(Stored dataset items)

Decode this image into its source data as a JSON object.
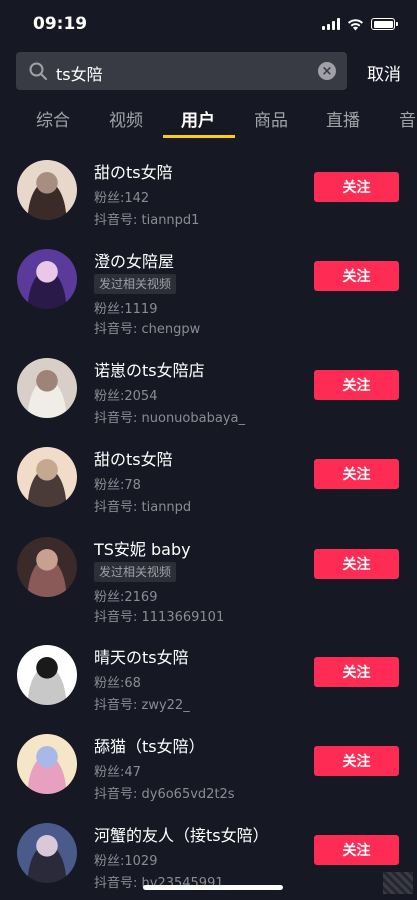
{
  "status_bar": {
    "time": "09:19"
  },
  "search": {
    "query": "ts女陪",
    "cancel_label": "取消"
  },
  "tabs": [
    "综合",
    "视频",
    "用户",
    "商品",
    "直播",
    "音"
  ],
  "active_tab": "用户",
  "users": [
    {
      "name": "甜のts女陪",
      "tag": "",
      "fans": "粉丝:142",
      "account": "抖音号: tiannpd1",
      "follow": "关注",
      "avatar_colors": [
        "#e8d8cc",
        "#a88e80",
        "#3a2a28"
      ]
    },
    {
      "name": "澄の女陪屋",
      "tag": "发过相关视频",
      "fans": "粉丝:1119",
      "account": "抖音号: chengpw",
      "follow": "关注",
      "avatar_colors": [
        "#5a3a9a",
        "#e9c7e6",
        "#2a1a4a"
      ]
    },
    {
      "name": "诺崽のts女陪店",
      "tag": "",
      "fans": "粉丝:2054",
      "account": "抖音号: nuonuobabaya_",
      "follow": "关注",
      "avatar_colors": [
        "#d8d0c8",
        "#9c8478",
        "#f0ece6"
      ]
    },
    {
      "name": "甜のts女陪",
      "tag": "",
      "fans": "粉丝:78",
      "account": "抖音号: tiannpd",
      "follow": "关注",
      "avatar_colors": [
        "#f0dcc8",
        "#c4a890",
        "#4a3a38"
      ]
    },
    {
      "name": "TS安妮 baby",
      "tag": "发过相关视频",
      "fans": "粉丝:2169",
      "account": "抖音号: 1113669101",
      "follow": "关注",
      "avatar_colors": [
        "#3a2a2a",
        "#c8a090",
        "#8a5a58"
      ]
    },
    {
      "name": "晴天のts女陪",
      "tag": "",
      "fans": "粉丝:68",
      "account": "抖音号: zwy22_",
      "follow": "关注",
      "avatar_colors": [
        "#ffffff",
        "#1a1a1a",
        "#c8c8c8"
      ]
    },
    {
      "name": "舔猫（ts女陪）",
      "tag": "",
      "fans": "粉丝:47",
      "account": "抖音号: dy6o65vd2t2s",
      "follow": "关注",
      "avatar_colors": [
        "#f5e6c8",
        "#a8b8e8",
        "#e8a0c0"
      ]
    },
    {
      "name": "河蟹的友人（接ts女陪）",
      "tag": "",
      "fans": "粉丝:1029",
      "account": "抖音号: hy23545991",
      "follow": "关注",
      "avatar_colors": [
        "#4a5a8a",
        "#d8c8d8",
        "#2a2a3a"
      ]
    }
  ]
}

### [EXERCISE BRIEF]
Point out every line holding the string "account" and copy it.

### [RESULT FOR THIS EXERCISE]
      "account": "抖音号: tiannpd1",
      "account": "抖音号: chengpw",
      "account": "抖音号: nuonuobabaya_",
      "account": "抖音号: tiannpd",
      "account": "抖音号: 1113669101",
      "account": "抖音号: zwy22_",
      "account": "抖音号: dy6o65vd2t2s",
      "account": "抖音号: hy23545991",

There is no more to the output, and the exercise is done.